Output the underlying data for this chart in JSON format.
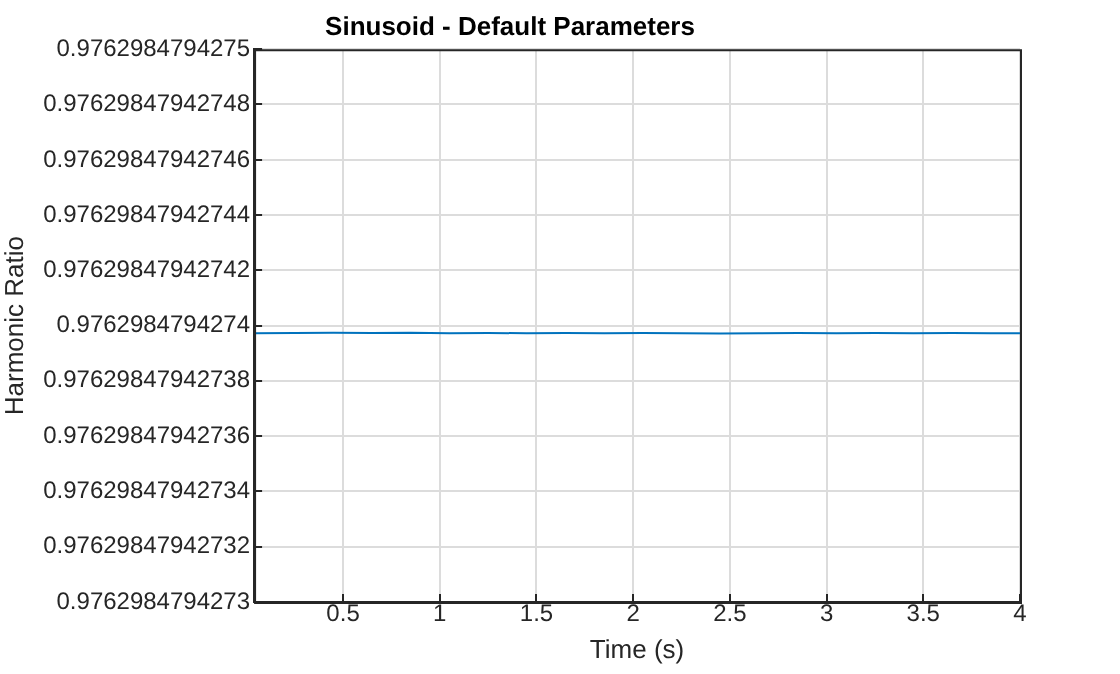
{
  "chart_data": {
    "type": "line",
    "title": "Sinusoid - Default Parameters",
    "xlabel": "Time (s)",
    "ylabel": "Harmonic Ratio",
    "x": [
      0.04,
      0.25,
      0.45,
      0.65,
      0.85,
      1.05,
      1.25,
      1.45,
      1.65,
      1.85,
      2.05,
      2.25,
      2.45,
      2.65,
      2.85,
      3.05,
      3.25,
      3.45,
      3.65,
      3.85,
      4
    ],
    "series": [
      {
        "color": "#0072bd",
        "values": [
          0.9762984794273972,
          0.9762984794273973,
          0.9762984794273974,
          0.9762984794273973,
          0.9762984794273974,
          0.9762984794273972,
          0.9762984794273973,
          0.9762984794273972,
          0.9762984794273973,
          0.9762984794273972,
          0.9762984794273973,
          0.9762984794273972,
          0.9762984794273971,
          0.9762984794273972,
          0.9762984794273973,
          0.9762984794273972,
          0.9762984794273973,
          0.9762984794273972,
          0.9762984794273973,
          0.9762984794273972,
          0.9762984794273972
        ]
      }
    ],
    "xlim": [
      0.04,
      4
    ],
    "xticks": [
      0.5,
      1,
      1.5,
      2,
      2.5,
      3,
      3.5,
      4
    ],
    "ylim": [
      0.9762984794273,
      0.9762984794275
    ],
    "yticks": [
      {
        "value": 0.9762984794273,
        "label": "0.9762984794273"
      },
      {
        "value": 0.97629847942732,
        "label": "0.97629847942732"
      },
      {
        "value": 0.97629847942734,
        "label": "0.97629847942734"
      },
      {
        "value": 0.97629847942736,
        "label": "0.97629847942736"
      },
      {
        "value": 0.97629847942738,
        "label": "0.97629847942738"
      },
      {
        "value": 0.9762984794274,
        "label": "0.9762984794274"
      },
      {
        "value": 0.97629847942742,
        "label": "0.97629847942742"
      },
      {
        "value": 0.97629847942744,
        "label": "0.97629847942744"
      },
      {
        "value": 0.97629847942746,
        "label": "0.97629847942746"
      },
      {
        "value": 0.97629847942748,
        "label": "0.97629847942748"
      },
      {
        "value": 0.9762984794275,
        "label": "0.9762984794275"
      }
    ],
    "grid": true,
    "legend": false,
    "marker": "none",
    "line_style": "solid"
  }
}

= = = = = = =

## [Task objective]
Leave out the pictures and copy the rest of the material above exactly.

## [Reply]
Output the underlying data for this chart in JSON format.
{
  "chart_data": {
    "type": "line",
    "title": "Sinusoid - Default Parameters",
    "xlabel": "Time (s)",
    "ylabel": "Harmonic Ratio",
    "x": [
      0.04,
      0.25,
      0.45,
      0.65,
      0.85,
      1.05,
      1.25,
      1.45,
      1.65,
      1.85,
      2.05,
      2.25,
      2.45,
      2.65,
      2.85,
      3.05,
      3.25,
      3.45,
      3.65,
      3.85,
      4
    ],
    "series": [
      {
        "color": "#0072bd",
        "values": [
          0.9762984794273972,
          0.9762984794273973,
          0.9762984794273974,
          0.9762984794273973,
          0.9762984794273974,
          0.9762984794273972,
          0.9762984794273973,
          0.9762984794273972,
          0.9762984794273973,
          0.9762984794273972,
          0.9762984794273973,
          0.9762984794273972,
          0.9762984794273971,
          0.9762984794273972,
          0.9762984794273973,
          0.9762984794273972,
          0.9762984794273973,
          0.9762984794273972,
          0.9762984794273973,
          0.9762984794273972,
          0.9762984794273972
        ]
      }
    ],
    "xlim": [
      0.04,
      4
    ],
    "xticks": [
      0.5,
      1,
      1.5,
      2,
      2.5,
      3,
      3.5,
      4
    ],
    "ylim": [
      0.9762984794273,
      0.9762984794275
    ],
    "yticks": [
      {
        "value": 0.9762984794273,
        "label": "0.9762984794273"
      },
      {
        "value": 0.97629847942732,
        "label": "0.97629847942732"
      },
      {
        "value": 0.97629847942734,
        "label": "0.97629847942734"
      },
      {
        "value": 0.97629847942736,
        "label": "0.97629847942736"
      },
      {
        "value": 0.97629847942738,
        "label": "0.97629847942738"
      },
      {
        "value": 0.9762984794274,
        "label": "0.9762984794274"
      },
      {
        "value": 0.97629847942742,
        "label": "0.97629847942742"
      },
      {
        "value": 0.97629847942744,
        "label": "0.97629847942744"
      },
      {
        "value": 0.97629847942746,
        "label": "0.97629847942746"
      },
      {
        "value": 0.97629847942748,
        "label": "0.97629847942748"
      },
      {
        "value": 0.9762984794275,
        "label": "0.9762984794275"
      }
    ],
    "grid": true,
    "legend": false,
    "marker": "none",
    "line_style": "solid"
  }
}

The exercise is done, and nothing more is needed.